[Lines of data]
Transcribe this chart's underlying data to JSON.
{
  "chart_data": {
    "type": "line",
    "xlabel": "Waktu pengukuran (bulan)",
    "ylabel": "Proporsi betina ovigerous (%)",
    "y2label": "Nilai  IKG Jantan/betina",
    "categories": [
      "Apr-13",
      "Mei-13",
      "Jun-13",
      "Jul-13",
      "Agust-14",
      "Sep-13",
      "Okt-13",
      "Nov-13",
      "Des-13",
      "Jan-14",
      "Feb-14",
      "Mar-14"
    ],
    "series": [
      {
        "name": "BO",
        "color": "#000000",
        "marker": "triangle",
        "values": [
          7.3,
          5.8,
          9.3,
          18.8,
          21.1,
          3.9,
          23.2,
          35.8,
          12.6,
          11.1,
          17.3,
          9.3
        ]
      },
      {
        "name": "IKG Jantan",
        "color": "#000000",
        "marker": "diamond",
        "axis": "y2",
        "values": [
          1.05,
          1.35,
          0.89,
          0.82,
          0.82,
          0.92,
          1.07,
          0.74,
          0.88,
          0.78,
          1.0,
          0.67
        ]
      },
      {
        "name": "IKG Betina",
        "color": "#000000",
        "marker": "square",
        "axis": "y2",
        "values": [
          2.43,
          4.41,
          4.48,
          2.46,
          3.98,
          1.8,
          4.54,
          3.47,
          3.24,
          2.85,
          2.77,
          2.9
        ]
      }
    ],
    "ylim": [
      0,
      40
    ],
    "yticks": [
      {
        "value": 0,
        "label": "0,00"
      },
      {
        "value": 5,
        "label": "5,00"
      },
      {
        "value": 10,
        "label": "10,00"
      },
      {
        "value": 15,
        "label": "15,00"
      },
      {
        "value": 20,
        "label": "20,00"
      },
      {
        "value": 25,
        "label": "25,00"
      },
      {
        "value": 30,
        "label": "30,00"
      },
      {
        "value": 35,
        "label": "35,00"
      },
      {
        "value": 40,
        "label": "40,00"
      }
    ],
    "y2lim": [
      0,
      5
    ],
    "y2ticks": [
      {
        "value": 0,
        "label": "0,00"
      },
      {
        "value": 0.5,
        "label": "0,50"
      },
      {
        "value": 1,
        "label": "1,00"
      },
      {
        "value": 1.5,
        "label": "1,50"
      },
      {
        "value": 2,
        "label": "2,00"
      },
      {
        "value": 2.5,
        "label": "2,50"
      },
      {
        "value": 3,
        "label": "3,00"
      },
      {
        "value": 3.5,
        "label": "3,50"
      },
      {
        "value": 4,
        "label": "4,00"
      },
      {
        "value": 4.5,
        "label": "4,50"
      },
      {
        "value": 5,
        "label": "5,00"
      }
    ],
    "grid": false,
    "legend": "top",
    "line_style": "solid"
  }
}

DIRECTION:
Each record above should be output again exactly.

THE ANSWER:
Transcribe this chart's underlying data to JSON.
{
  "chart_data": {
    "type": "line",
    "xlabel": "Waktu pengukuran (bulan)",
    "ylabel": "Proporsi betina ovigerous (%)",
    "y2label": "Nilai  IKG Jantan/betina",
    "categories": [
      "Apr-13",
      "Mei-13",
      "Jun-13",
      "Jul-13",
      "Agust-14",
      "Sep-13",
      "Okt-13",
      "Nov-13",
      "Des-13",
      "Jan-14",
      "Feb-14",
      "Mar-14"
    ],
    "series": [
      {
        "name": "BO",
        "color": "#000000",
        "marker": "triangle",
        "values": [
          7.3,
          5.8,
          9.3,
          18.8,
          21.1,
          3.9,
          23.2,
          35.8,
          12.6,
          11.1,
          17.3,
          9.3
        ]
      },
      {
        "name": "IKG Jantan",
        "color": "#000000",
        "marker": "diamond",
        "axis": "y2",
        "values": [
          1.05,
          1.35,
          0.89,
          0.82,
          0.82,
          0.92,
          1.07,
          0.74,
          0.88,
          0.78,
          1.0,
          0.67
        ]
      },
      {
        "name": "IKG Betina",
        "color": "#000000",
        "marker": "square",
        "axis": "y2",
        "values": [
          2.43,
          4.41,
          4.48,
          2.46,
          3.98,
          1.8,
          4.54,
          3.47,
          3.24,
          2.85,
          2.77,
          2.9
        ]
      }
    ],
    "ylim": [
      0,
      40
    ],
    "yticks": [
      {
        "value": 0,
        "label": "0,00"
      },
      {
        "value": 5,
        "label": "5,00"
      },
      {
        "value": 10,
        "label": "10,00"
      },
      {
        "value": 15,
        "label": "15,00"
      },
      {
        "value": 20,
        "label": "20,00"
      },
      {
        "value": 25,
        "label": "25,00"
      },
      {
        "value": 30,
        "label": "30,00"
      },
      {
        "value": 35,
        "label": "35,00"
      },
      {
        "value": 40,
        "label": "40,00"
      }
    ],
    "y2lim": [
      0,
      5
    ],
    "y2ticks": [
      {
        "value": 0,
        "label": "0,00"
      },
      {
        "value": 0.5,
        "label": "0,50"
      },
      {
        "value": 1,
        "label": "1,00"
      },
      {
        "value": 1.5,
        "label": "1,50"
      },
      {
        "value": 2,
        "label": "2,00"
      },
      {
        "value": 2.5,
        "label": "2,50"
      },
      {
        "value": 3,
        "label": "3,00"
      },
      {
        "value": 3.5,
        "label": "3,50"
      },
      {
        "value": 4,
        "label": "4,00"
      },
      {
        "value": 4.5,
        "label": "4,50"
      },
      {
        "value": 5,
        "label": "5,00"
      }
    ],
    "grid": false,
    "legend": "top",
    "line_style": "solid"
  }
}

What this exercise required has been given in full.